* _CHALLENGE_
Copy out all lines with the word "grid" in them.
————————
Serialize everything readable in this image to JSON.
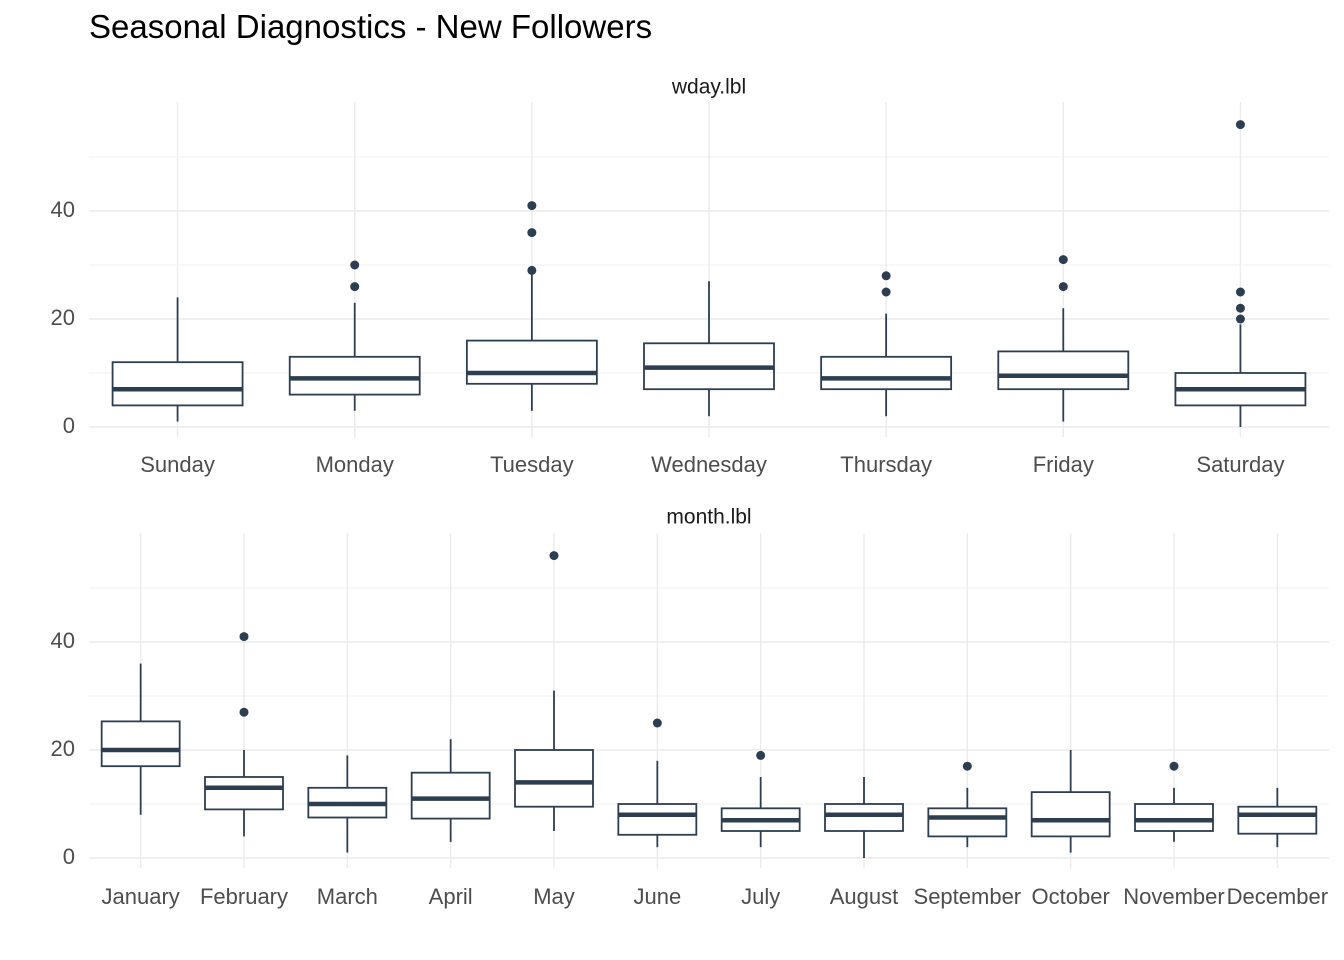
{
  "title": "Seasonal Diagnostics - New Followers",
  "colors": {
    "box": "#2c3e50",
    "grid": "#ebebeb",
    "text": "#4d4d4d",
    "background": "#ffffff"
  },
  "chart_data": [
    {
      "type": "boxplot",
      "strip_label": "wday.lbl",
      "ylim": [
        0,
        58
      ],
      "yticks": [
        0,
        20,
        40
      ],
      "grid": true,
      "categories": [
        "Sunday",
        "Monday",
        "Tuesday",
        "Wednesday",
        "Thursday",
        "Friday",
        "Saturday"
      ],
      "boxes": [
        {
          "category": "Sunday",
          "min": 1,
          "q1": 4,
          "median": 7,
          "q3": 12,
          "max": 24,
          "outliers": []
        },
        {
          "category": "Monday",
          "min": 3,
          "q1": 6,
          "median": 9,
          "q3": 13,
          "max": 23,
          "outliers": [
            26,
            30
          ]
        },
        {
          "category": "Tuesday",
          "min": 3,
          "q1": 8,
          "median": 10,
          "q3": 16,
          "max": 29,
          "outliers": [
            29,
            36,
            41
          ]
        },
        {
          "category": "Wednesday",
          "min": 2,
          "q1": 7,
          "median": 11,
          "q3": 15.5,
          "max": 27,
          "outliers": []
        },
        {
          "category": "Thursday",
          "min": 2,
          "q1": 7,
          "median": 9,
          "q3": 13,
          "max": 21,
          "outliers": [
            25,
            28
          ]
        },
        {
          "category": "Friday",
          "min": 1,
          "q1": 7,
          "median": 9.5,
          "q3": 14,
          "max": 22,
          "outliers": [
            26,
            31
          ]
        },
        {
          "category": "Saturday",
          "min": 0,
          "q1": 4,
          "median": 7,
          "q3": 10,
          "max": 19,
          "outliers": [
            20,
            22,
            25,
            56
          ]
        }
      ]
    },
    {
      "type": "boxplot",
      "strip_label": "month.lbl",
      "ylim": [
        0,
        58
      ],
      "yticks": [
        0,
        20,
        40
      ],
      "grid": true,
      "categories": [
        "January",
        "February",
        "March",
        "April",
        "May",
        "June",
        "July",
        "August",
        "September",
        "October",
        "November",
        "December"
      ],
      "boxes": [
        {
          "category": "January",
          "min": 8,
          "q1": 17,
          "median": 20,
          "q3": 25.3,
          "max": 36,
          "outliers": []
        },
        {
          "category": "February",
          "min": 4,
          "q1": 9,
          "median": 13,
          "q3": 15,
          "max": 20,
          "outliers": [
            27,
            41
          ]
        },
        {
          "category": "March",
          "min": 1,
          "q1": 7.5,
          "median": 10,
          "q3": 13,
          "max": 19,
          "outliers": []
        },
        {
          "category": "April",
          "min": 3,
          "q1": 7.3,
          "median": 11,
          "q3": 15.8,
          "max": 22,
          "outliers": []
        },
        {
          "category": "May",
          "min": 5,
          "q1": 9.5,
          "median": 14,
          "q3": 20,
          "max": 31,
          "outliers": [
            56
          ]
        },
        {
          "category": "June",
          "min": 2,
          "q1": 4.3,
          "median": 8,
          "q3": 10,
          "max": 18,
          "outliers": [
            25
          ]
        },
        {
          "category": "July",
          "min": 2,
          "q1": 5,
          "median": 7,
          "q3": 9.2,
          "max": 15,
          "outliers": [
            19
          ]
        },
        {
          "category": "August",
          "min": 0,
          "q1": 5,
          "median": 8,
          "q3": 10,
          "max": 15,
          "outliers": []
        },
        {
          "category": "September",
          "min": 2,
          "q1": 4,
          "median": 7.5,
          "q3": 9.2,
          "max": 13,
          "outliers": [
            17
          ]
        },
        {
          "category": "October",
          "min": 1,
          "q1": 4,
          "median": 7,
          "q3": 12.2,
          "max": 20,
          "outliers": []
        },
        {
          "category": "November",
          "min": 3,
          "q1": 5,
          "median": 7,
          "q3": 10,
          "max": 13,
          "outliers": [
            17
          ]
        },
        {
          "category": "December",
          "min": 2,
          "q1": 4.5,
          "median": 8,
          "q3": 9.5,
          "max": 13,
          "outliers": []
        }
      ]
    }
  ]
}
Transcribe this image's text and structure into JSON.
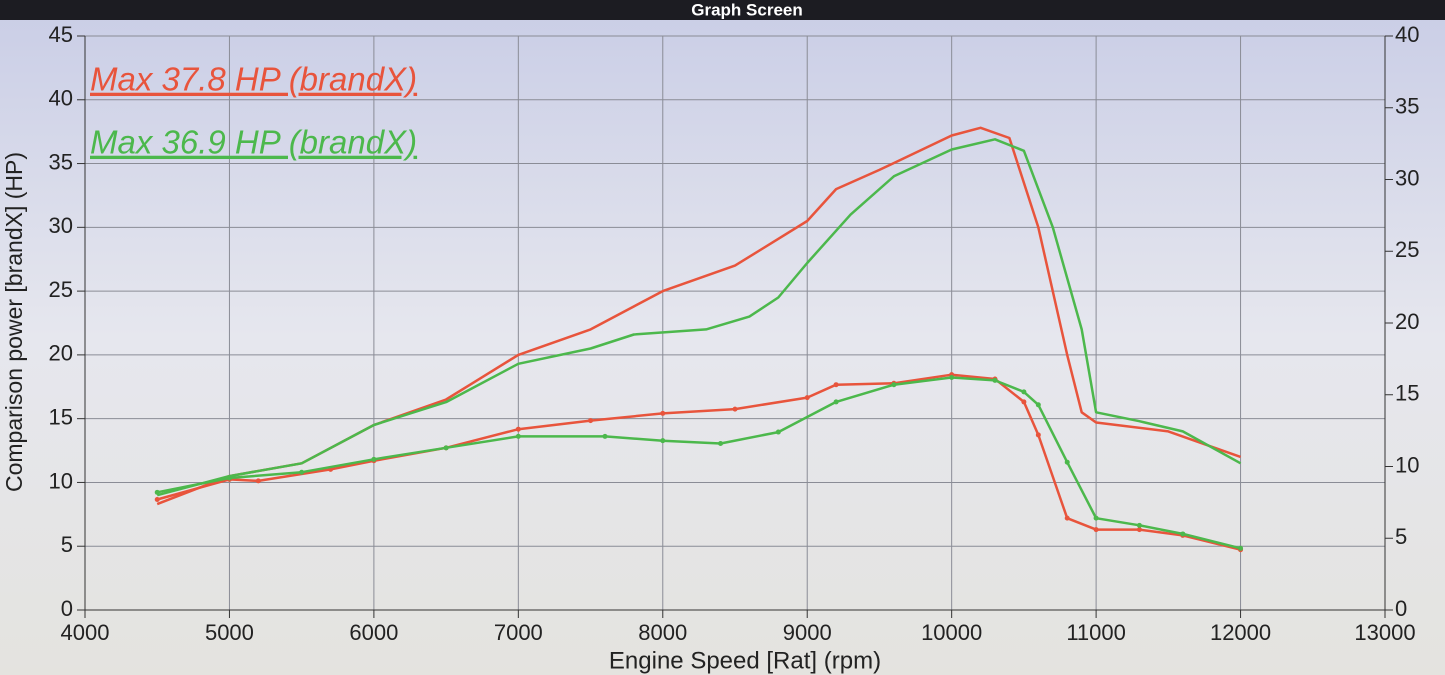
{
  "chart_data": {
    "type": "line",
    "title": "Graph Screen",
    "x_label": "Engine Speed [Rat] (rpm)",
    "y_label": "Comparison power [brandX] (HP)",
    "xlim": [
      4000,
      13000
    ],
    "xticks": [
      4000,
      5000,
      6000,
      7000,
      8000,
      9000,
      10000,
      11000,
      12000,
      13000
    ],
    "ylim": [
      0,
      45
    ],
    "yticks": [
      0,
      5,
      10,
      15,
      20,
      25,
      30,
      35,
      40,
      45
    ],
    "y2lim": [
      0,
      40
    ],
    "y2ticks": [
      0,
      5,
      10,
      15,
      20,
      25,
      30,
      35,
      40
    ],
    "grid": true,
    "series": [
      {
        "name": "Max 37.8 HP (brandX)",
        "color": "#e8543c",
        "x": [
          4500,
          5000,
          5500,
          6000,
          6500,
          7000,
          7500,
          8000,
          8500,
          9000,
          9200,
          9500,
          10000,
          10200,
          10400,
          10600,
          10800,
          10900,
          11000,
          11500,
          12000
        ],
        "values": [
          8.3,
          10.5,
          11.5,
          14.5,
          16.5,
          20,
          22,
          25,
          27,
          30.5,
          33,
          34.5,
          37.2,
          37.8,
          37,
          30,
          20,
          15.5,
          14.7,
          14,
          12
        ]
      },
      {
        "name": "Max 36.9 HP (brandX)",
        "color": "#4cb84c",
        "x": [
          4500,
          5000,
          5500,
          6000,
          6500,
          7000,
          7500,
          7800,
          8300,
          8600,
          8800,
          9000,
          9300,
          9600,
          10000,
          10300,
          10500,
          10700,
          10900,
          11000,
          11300,
          11600,
          12000
        ],
        "values": [
          9,
          10.5,
          11.5,
          14.5,
          16.3,
          19.3,
          20.5,
          21.6,
          22,
          23,
          24.5,
          27.2,
          31,
          34,
          36.1,
          36.9,
          36,
          30,
          22,
          15.5,
          14.8,
          14,
          11.5
        ]
      },
      {
        "color": "#e8543c",
        "axis": "y2",
        "x": [
          4500,
          5000,
          5200,
          5700,
          6000,
          6500,
          7000,
          7500,
          8000,
          8500,
          9000,
          9200,
          9600,
          10000,
          10300,
          10500,
          10600,
          10800,
          11000,
          11300,
          11600,
          12000
        ],
        "values": [
          7.7,
          9.1,
          9.0,
          9.8,
          10.4,
          11.3,
          12.6,
          13.2,
          13.7,
          14,
          14.8,
          15.7,
          15.8,
          16.4,
          16.1,
          14.5,
          12.2,
          6.4,
          5.6,
          5.6,
          5.2,
          4.2
        ]
      },
      {
        "color": "#4cb84c",
        "axis": "y2",
        "x": [
          4500,
          5000,
          5500,
          6000,
          6500,
          7000,
          7600,
          8000,
          8400,
          8800,
          9200,
          9600,
          10000,
          10300,
          10500,
          10600,
          10800,
          11000,
          11300,
          11600,
          12000
        ],
        "values": [
          8.2,
          9.2,
          9.6,
          10.5,
          11.3,
          12.1,
          12.1,
          11.8,
          11.6,
          12.4,
          14.5,
          15.7,
          16.2,
          16,
          15.2,
          14.3,
          10.3,
          6.4,
          5.9,
          5.3,
          4.3
        ]
      }
    ]
  }
}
————————
* _TASK RESPONSE_
    "grid": "#ebebeb",
      "grid": true,
      "grid": true,
    "grid": true,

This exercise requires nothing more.